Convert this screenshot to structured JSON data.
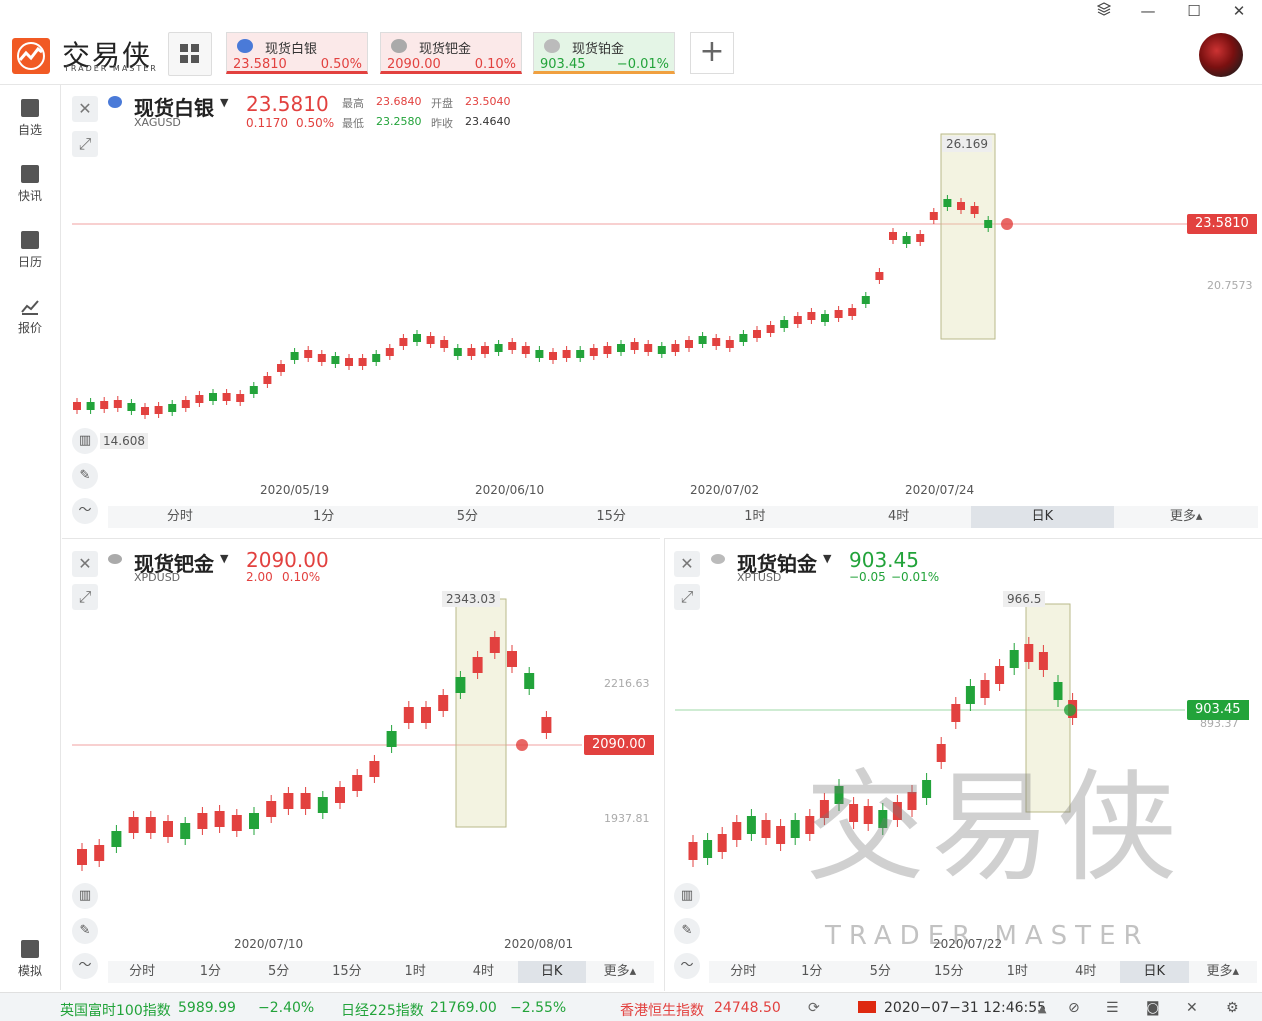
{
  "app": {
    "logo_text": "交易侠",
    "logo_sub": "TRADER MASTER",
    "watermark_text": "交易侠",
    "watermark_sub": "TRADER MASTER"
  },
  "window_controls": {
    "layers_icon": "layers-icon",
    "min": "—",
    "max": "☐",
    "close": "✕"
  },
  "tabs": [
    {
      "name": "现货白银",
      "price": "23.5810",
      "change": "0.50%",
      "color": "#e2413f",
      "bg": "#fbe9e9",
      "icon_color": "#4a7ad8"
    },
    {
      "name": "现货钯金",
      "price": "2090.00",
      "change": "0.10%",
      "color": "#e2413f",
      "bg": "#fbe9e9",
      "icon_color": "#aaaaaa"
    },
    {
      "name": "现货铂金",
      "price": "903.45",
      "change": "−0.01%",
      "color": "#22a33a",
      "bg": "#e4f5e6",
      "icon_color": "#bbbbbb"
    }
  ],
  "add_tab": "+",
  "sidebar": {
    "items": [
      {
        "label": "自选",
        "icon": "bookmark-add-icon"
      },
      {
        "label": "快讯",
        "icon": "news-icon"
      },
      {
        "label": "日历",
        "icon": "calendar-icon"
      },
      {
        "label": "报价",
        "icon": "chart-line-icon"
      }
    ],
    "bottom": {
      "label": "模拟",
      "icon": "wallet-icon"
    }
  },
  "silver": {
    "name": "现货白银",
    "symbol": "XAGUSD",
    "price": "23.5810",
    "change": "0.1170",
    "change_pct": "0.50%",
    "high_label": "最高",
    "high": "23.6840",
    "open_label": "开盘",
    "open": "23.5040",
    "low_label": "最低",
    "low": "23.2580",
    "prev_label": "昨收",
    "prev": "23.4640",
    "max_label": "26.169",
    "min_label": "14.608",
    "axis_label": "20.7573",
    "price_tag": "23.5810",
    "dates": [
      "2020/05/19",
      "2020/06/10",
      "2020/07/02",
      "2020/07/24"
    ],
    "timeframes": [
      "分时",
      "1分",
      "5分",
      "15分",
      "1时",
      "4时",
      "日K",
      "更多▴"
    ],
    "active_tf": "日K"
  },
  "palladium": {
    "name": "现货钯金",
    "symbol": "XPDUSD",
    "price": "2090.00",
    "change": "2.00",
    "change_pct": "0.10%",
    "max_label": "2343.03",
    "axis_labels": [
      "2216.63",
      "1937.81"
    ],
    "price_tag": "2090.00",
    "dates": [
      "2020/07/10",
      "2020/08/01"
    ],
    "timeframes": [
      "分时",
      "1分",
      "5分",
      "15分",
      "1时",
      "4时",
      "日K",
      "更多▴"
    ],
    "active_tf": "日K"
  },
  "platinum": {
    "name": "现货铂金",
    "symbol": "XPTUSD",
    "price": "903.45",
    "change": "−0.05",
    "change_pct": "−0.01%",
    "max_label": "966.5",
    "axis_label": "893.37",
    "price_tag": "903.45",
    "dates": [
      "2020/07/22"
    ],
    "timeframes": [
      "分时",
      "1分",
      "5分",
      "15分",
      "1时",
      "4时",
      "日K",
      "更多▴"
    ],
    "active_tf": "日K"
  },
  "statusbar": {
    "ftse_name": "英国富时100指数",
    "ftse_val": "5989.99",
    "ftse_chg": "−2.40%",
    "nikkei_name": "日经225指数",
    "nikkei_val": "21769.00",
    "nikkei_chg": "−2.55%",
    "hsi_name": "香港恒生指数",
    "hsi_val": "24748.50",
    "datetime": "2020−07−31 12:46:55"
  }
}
+++++
**To do:** Every line above should be returned word for word, with the pictures left behind.

**Task answer:**
Convert this screenshot to structured JSON data.
{
  "app": {
    "logo_text": "交易侠",
    "logo_sub": "TRADER MASTER",
    "watermark_text": "交易侠",
    "watermark_sub": "TRADER MASTER"
  },
  "window_controls": {
    "layers_icon": "layers-icon",
    "min": "—",
    "max": "☐",
    "close": "✕"
  },
  "tabs": [
    {
      "name": "现货白银",
      "price": "23.5810",
      "change": "0.50%",
      "color": "#e2413f",
      "bg": "#fbe9e9",
      "icon_color": "#4a7ad8"
    },
    {
      "name": "现货钯金",
      "price": "2090.00",
      "change": "0.10%",
      "color": "#e2413f",
      "bg": "#fbe9e9",
      "icon_color": "#aaaaaa"
    },
    {
      "name": "现货铂金",
      "price": "903.45",
      "change": "−0.01%",
      "color": "#22a33a",
      "bg": "#e4f5e6",
      "icon_color": "#bbbbbb"
    }
  ],
  "add_tab": "+",
  "sidebar": {
    "items": [
      {
        "label": "自选",
        "icon": "bookmark-add-icon"
      },
      {
        "label": "快讯",
        "icon": "news-icon"
      },
      {
        "label": "日历",
        "icon": "calendar-icon"
      },
      {
        "label": "报价",
        "icon": "chart-line-icon"
      }
    ],
    "bottom": {
      "label": "模拟",
      "icon": "wallet-icon"
    }
  },
  "silver": {
    "name": "现货白银",
    "symbol": "XAGUSD",
    "price": "23.5810",
    "change": "0.1170",
    "change_pct": "0.50%",
    "high_label": "最高",
    "high": "23.6840",
    "open_label": "开盘",
    "open": "23.5040",
    "low_label": "最低",
    "low": "23.2580",
    "prev_label": "昨收",
    "prev": "23.4640",
    "max_label": "26.169",
    "min_label": "14.608",
    "axis_label": "20.7573",
    "price_tag": "23.5810",
    "dates": [
      "2020/05/19",
      "2020/06/10",
      "2020/07/02",
      "2020/07/24"
    ],
    "timeframes": [
      "分时",
      "1分",
      "5分",
      "15分",
      "1时",
      "4时",
      "日K",
      "更多▴"
    ],
    "active_tf": "日K"
  },
  "palladium": {
    "name": "现货钯金",
    "symbol": "XPDUSD",
    "price": "2090.00",
    "change": "2.00",
    "change_pct": "0.10%",
    "max_label": "2343.03",
    "axis_labels": [
      "2216.63",
      "1937.81"
    ],
    "price_tag": "2090.00",
    "dates": [
      "2020/07/10",
      "2020/08/01"
    ],
    "timeframes": [
      "分时",
      "1分",
      "5分",
      "15分",
      "1时",
      "4时",
      "日K",
      "更多▴"
    ],
    "active_tf": "日K"
  },
  "platinum": {
    "name": "现货铂金",
    "symbol": "XPTUSD",
    "price": "903.45",
    "change": "−0.05",
    "change_pct": "−0.01%",
    "max_label": "966.5",
    "axis_label": "893.37",
    "price_tag": "903.45",
    "dates": [
      "2020/07/22"
    ],
    "timeframes": [
      "分时",
      "1分",
      "5分",
      "15分",
      "1时",
      "4时",
      "日K",
      "更多▴"
    ],
    "active_tf": "日K"
  },
  "statusbar": {
    "ftse_name": "英国富时100指数",
    "ftse_val": "5989.99",
    "ftse_chg": "−2.40%",
    "nikkei_name": "日经225指数",
    "nikkei_val": "21769.00",
    "nikkei_chg": "−2.55%",
    "hsi_name": "香港恒生指数",
    "hsi_val": "24748.50",
    "datetime": "2020−07−31 12:46:55"
  }
}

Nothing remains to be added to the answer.